**Task:** Quote all entries exactly, leaving pictures aside.

**Records for this exercise:**
※ ※ ※

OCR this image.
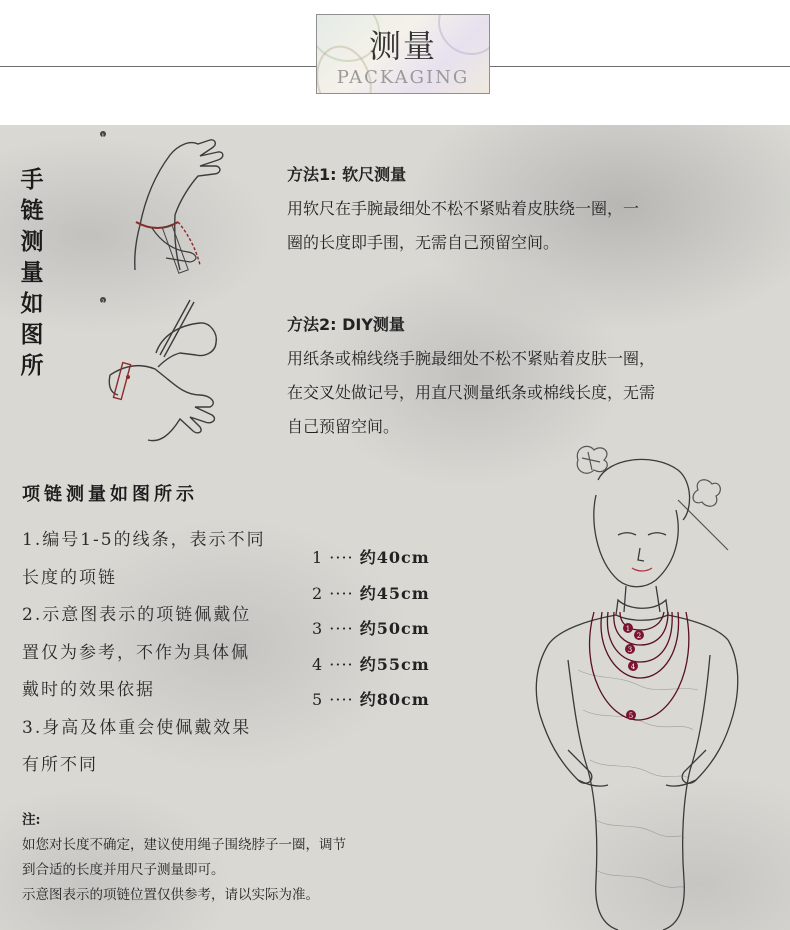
测量
PACKAGING
手
链
测
量
如
图
所
1
2
方法1: 软尺测量
用软尺在手腕最细处不松不紧贴着皮肤绕一圈，一
圈的长度即手围，无需自己预留空间。
方法2: DIY测量
用纸条或棉线绕手腕最细处不松不紧贴着皮肤一圈，
在交叉处做记号，用直尺测量纸条或棉线长度，无需
自己预留空间。
项链测量如图所示
1.编号1-5的线条，表示不同
长度的项链
2.示意图表示的项链佩戴位
置仅为参考，不作为具体佩
戴时的效果依据
3.身高及体重会使佩戴效果
有所不同
1 ···· 约40cm
2 ···· 约45cm
3 ···· 约50cm
4 ···· 约55cm
5 ···· 约80cm
1
2
3
4
5
注:
如您对长度不确定，建议使用绳子围绕脖子一圈，调节
到合适的长度并用尺子测量即可。
示意图表示的项链位置仅供参考，请以实际为准。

※ ※ ※

**Reply:**
OCR this image.
测量
PACKAGING
手
链
测
量
如
图
所
1
2
方法1: 软尺测量
用软尺在手腕最细处不松不紧贴着皮肤绕一圈，一
圈的长度即手围，无需自己预留空间。
方法2: DIY测量
用纸条或棉线绕手腕最细处不松不紧贴着皮肤一圈，
在交叉处做记号，用直尺测量纸条或棉线长度，无需
自己预留空间。
项链测量如图所示
1.编号1-5的线条，表示不同
长度的项链
2.示意图表示的项链佩戴位
置仅为参考，不作为具体佩
戴时的效果依据
3.身高及体重会使佩戴效果
有所不同
1 ···· 约40cm
2 ···· 约45cm
3 ···· 约50cm
4 ···· 约55cm
5 ···· 约80cm
1
2
3
4
5
注:
如您对长度不确定，建议使用绳子围绕脖子一圈，调节
到合适的长度并用尺子测量即可。
示意图表示的项链位置仅供参考，请以实际为准。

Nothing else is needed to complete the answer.